-- Begin --
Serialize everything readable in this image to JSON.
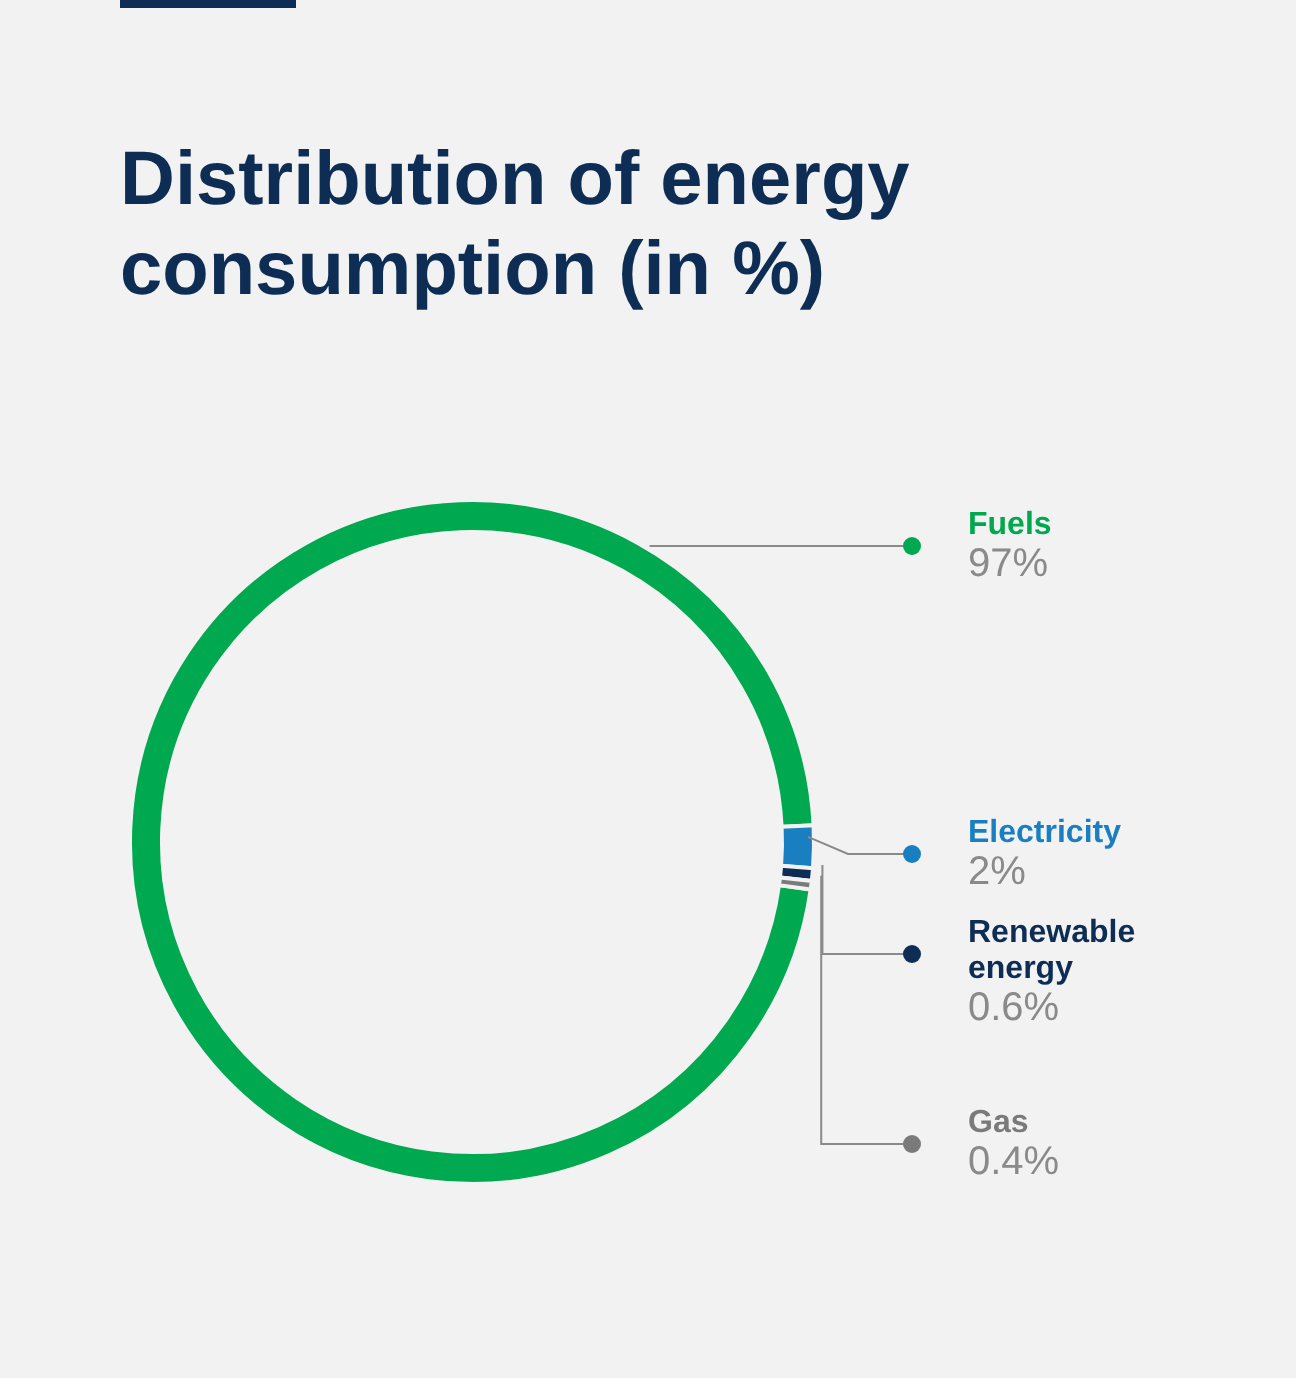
{
  "chart_data": {
    "type": "donut",
    "title": "Distribution of energy consumption (in %)",
    "categories": [
      "Fuels",
      "Electricity",
      "Renewable energy",
      "Gas"
    ],
    "values": [
      97,
      2,
      0.6,
      0.4
    ],
    "colors": [
      "#00a84f",
      "#1a7fc1",
      "#0d2d55",
      "#7a7a7a"
    ],
    "value_labels": [
      "97%",
      "2%",
      "0.6%",
      "0.4%"
    ],
    "legend": "right"
  }
}
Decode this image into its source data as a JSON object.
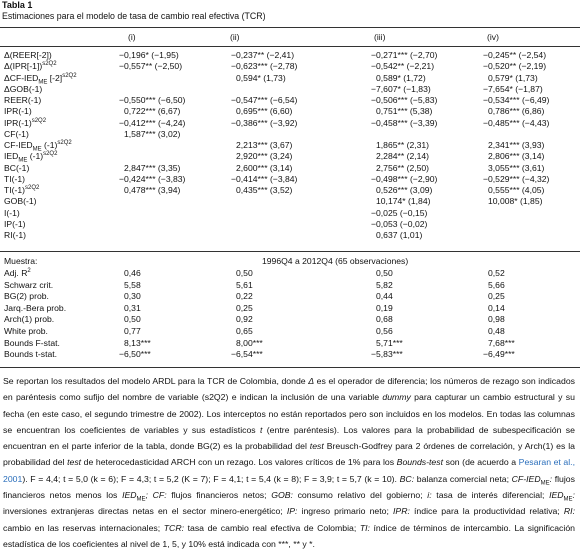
{
  "header": {
    "title": "Tabla 1",
    "subtitle": "Estimaciones para el modelo de tasa de cambio real efectiva (TCR)"
  },
  "table": {
    "columns": [
      "(i)",
      "(ii)",
      "(iii)",
      "(iv)"
    ],
    "rows": [
      {
        "label": [
          {
            "t": "Δ(REER[-2])"
          }
        ],
        "cells": [
          "−0,196* (−1,95)",
          "−0,237** (−2,41)",
          "−0,271*** (−2,70)",
          "−0,245** (−2,54)"
        ]
      },
      {
        "label": [
          {
            "t": "Δ(IPR[-1])"
          },
          {
            "sup": "s2Q2"
          }
        ],
        "cells": [
          "−0,557** (−2,50)",
          "−0,623*** (−2,78)",
          "−0,542** (−2,21)",
          "−0,520** (−2,19)"
        ]
      },
      {
        "label": [
          {
            "t": "ΔCF-IED"
          },
          {
            "sub": "ME"
          },
          {
            "t": " [-2]"
          },
          {
            "sup": "s2Q2"
          }
        ],
        "cells": [
          null,
          "0,594* (1,73)",
          "0,589* (1,72)",
          "0,579* (1,73)"
        ]
      },
      {
        "label": [
          {
            "t": "ΔGOB(-1)"
          }
        ],
        "cells": [
          null,
          null,
          "−7,607* (−1,83)",
          "−7,654* (−1,87)"
        ]
      },
      {
        "label": [
          {
            "t": "REER(-1)"
          }
        ],
        "cells": [
          "−0,550*** (−6,50)",
          "−0,547*** (−6,54)",
          "−0,506*** (−5,83)",
          "−0,534*** (−6,49)"
        ]
      },
      {
        "label": [
          {
            "t": "IPR(-1)"
          }
        ],
        "cells": [
          "0,722*** (6,67)",
          "0,695*** (6,60)",
          "0,751*** (5,38)",
          "0,786*** (6,86)"
        ]
      },
      {
        "label": [
          {
            "t": "IPR(-1)"
          },
          {
            "sup": "s2Q2"
          }
        ],
        "cells": [
          "−0,412*** (−4,24)",
          "−0,386*** (−3,92)",
          "−0,458*** (−3,39)",
          "−0,485*** (−4,43)"
        ]
      },
      {
        "label": [
          {
            "t": "CF(-1)"
          }
        ],
        "cells": [
          "1,587*** (3,02)",
          null,
          null,
          null
        ]
      },
      {
        "label": [
          {
            "t": "CF-IED"
          },
          {
            "sub": "ME"
          },
          {
            "t": " (-1)"
          },
          {
            "sup": "s2Q2"
          }
        ],
        "cells": [
          null,
          "2,213*** (3,67)",
          "1,865** (2,31)",
          "2,341*** (3,93)"
        ]
      },
      {
        "label": [
          {
            "t": "IED"
          },
          {
            "sub": "ME"
          },
          {
            "t": " (-1)"
          },
          {
            "sup": "s2Q2"
          }
        ],
        "cells": [
          null,
          "2,920*** (3,24)",
          "2,284** (2,14)",
          "2,806*** (3,14)"
        ]
      },
      {
        "label": [
          {
            "t": "BC(-1)"
          }
        ],
        "cells": [
          "2,847*** (3,35)",
          "2,600*** (3,14)",
          "2,756** (2,50)",
          "3,055*** (3,61)"
        ]
      },
      {
        "label": [
          {
            "t": "TI(-1)"
          }
        ],
        "cells": [
          "−0,424*** (−3,83)",
          "−0,414*** (−3,84)",
          "−0,498*** (−2,90)",
          "−0,529*** (−4,32)"
        ]
      },
      {
        "label": [
          {
            "t": "TI(-1)"
          },
          {
            "sup": "s2Q2"
          }
        ],
        "cells": [
          "0,478*** (3,94)",
          "0,435*** (3,52)",
          "0,526*** (3,09)",
          "0,555*** (4,05)"
        ]
      },
      {
        "label": [
          {
            "t": "GOB(-1)"
          }
        ],
        "cells": [
          null,
          null,
          "10,174* (1,84)",
          "10,008* (1,85)"
        ]
      },
      {
        "label": [
          {
            "t": "I(-1)"
          }
        ],
        "cells": [
          null,
          null,
          "−0,025 (−0,15)",
          null
        ]
      },
      {
        "label": [
          {
            "t": "IP(-1)"
          }
        ],
        "cells": [
          null,
          null,
          "−0,053 (−0,02)",
          null
        ]
      },
      {
        "label": [
          {
            "t": "RI(-1)"
          }
        ],
        "cells": [
          null,
          null,
          "0,637 (1,01)",
          null
        ]
      }
    ],
    "sample": {
      "label": "Muestra:",
      "value": "1996Q4 a 2012Q4 (65 observaciones)"
    },
    "stats": [
      {
        "label": [
          {
            "t": "Adj. R"
          },
          {
            "sup": "2"
          }
        ],
        "cells": [
          "0,46",
          "0,50",
          "0,50",
          "0,52"
        ]
      },
      {
        "label": [
          {
            "t": "Schwarz crit."
          }
        ],
        "cells": [
          "5,58",
          "5,61",
          "5,82",
          "5,66"
        ]
      },
      {
        "label": [
          {
            "t": "BG(2) prob."
          }
        ],
        "cells": [
          "0,30",
          "0,22",
          "0,44",
          "0,25"
        ]
      },
      {
        "label": [
          {
            "t": "Jarq.-Bera prob."
          }
        ],
        "cells": [
          "0,31",
          "0,25",
          "0,19",
          "0,14"
        ]
      },
      {
        "label": [
          {
            "t": "Arch(1) prob."
          }
        ],
        "cells": [
          "0,50",
          "0,92",
          "0,68",
          "0,98"
        ]
      },
      {
        "label": [
          {
            "t": "White prob."
          }
        ],
        "cells": [
          "0,77",
          "0,65",
          "0,56",
          "0,48"
        ]
      },
      {
        "label": [
          {
            "t": "Bounds F-stat."
          }
        ],
        "cells": [
          "8,13***",
          "8,00***",
          "5,71***",
          "7,68***"
        ]
      },
      {
        "label": [
          {
            "t": "Bounds t-stat."
          }
        ],
        "cells": [
          "−6,50***",
          "−6,54***",
          "−5,83***",
          "−6,49***"
        ]
      }
    ]
  },
  "note": [
    {
      "t": "Se reportan los resultados del modelo ARDL para la TCR de Colombia, donde "
    },
    {
      "i": "Δ"
    },
    {
      "t": " es el operador de diferencia; los números de rezago son indicados en paréntesis como sufijo del nombre de variable (s2Q2) e indican la inclusión de una variable "
    },
    {
      "i": "dummy"
    },
    {
      "t": " para capturar un cambio estructural y su fecha (en este caso, el segundo trimestre de 2002). Los interceptos no están reportados pero son incluidos en los modelos. En todas las columnas se encuentran los coeficientes de variables y sus estadísticos "
    },
    {
      "i": "t"
    },
    {
      "t": " (entre paréntesis). Los valores para la probabilidad de subespecificación se encuentran en el parte inferior de la tabla, donde BG(2) es la probabilidad del "
    },
    {
      "i": "test"
    },
    {
      "t": " Breusch-Godfrey para 2 órdenes de correlación, y Arch(1) es la probabilidad del "
    },
    {
      "i": "test"
    },
    {
      "t": " de heterocedasticidad ARCH con un rezago. Los valores críticos de 1% para los "
    },
    {
      "i": "Bounds-test"
    },
    {
      "t": " son (de acuerdo a "
    },
    {
      "link": "Pesaran et al., 2001"
    },
    {
      "t": "). F = 4,4; t = 5,0 (k = 6); F = 4,3; t = 5,2 (K = 7); F = 4,1; t = 5,4 (k = 8); F = 3,9; t = 5,7 (k = 10). "
    },
    {
      "i": "BC:"
    },
    {
      "t": " balanza comercial neta; "
    },
    {
      "i": "CF-IED"
    },
    {
      "sub": "ME"
    },
    {
      "i": ":"
    },
    {
      "t": " flujos financieros netos menos los "
    },
    {
      "i": "IED"
    },
    {
      "sub": "ME"
    },
    {
      "i": ";"
    },
    {
      "t": " "
    },
    {
      "i": "CF:"
    },
    {
      "t": " flujos financieros netos; "
    },
    {
      "i": "GOB:"
    },
    {
      "t": " consumo relativo del gobierno; "
    },
    {
      "i": "i:"
    },
    {
      "t": " tasa de interés diferencial; "
    },
    {
      "i": "IED"
    },
    {
      "sub": "ME"
    },
    {
      "i": ":"
    },
    {
      "t": " inversiones extranjeras directas netas en el sector minero-energético; "
    },
    {
      "i": "IP:"
    },
    {
      "t": " ingreso primario neto; "
    },
    {
      "i": "IPR:"
    },
    {
      "t": " índice para la productividad relativa; "
    },
    {
      "i": "RI:"
    },
    {
      "t": " cambio en las reservas internacionales; "
    },
    {
      "i": "TCR:"
    },
    {
      "t": " tasa de cambio real efectiva de Colombia; "
    },
    {
      "i": "TI:"
    },
    {
      "t": " índice de términos de intercambio. La significación estadística de los coeficientes al nivel de 1, 5, y 10% está indicada con ***, ** y *."
    }
  ]
}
-- End --
Your answer should be a single number: the count of lines in the data that include the word "rezago".

2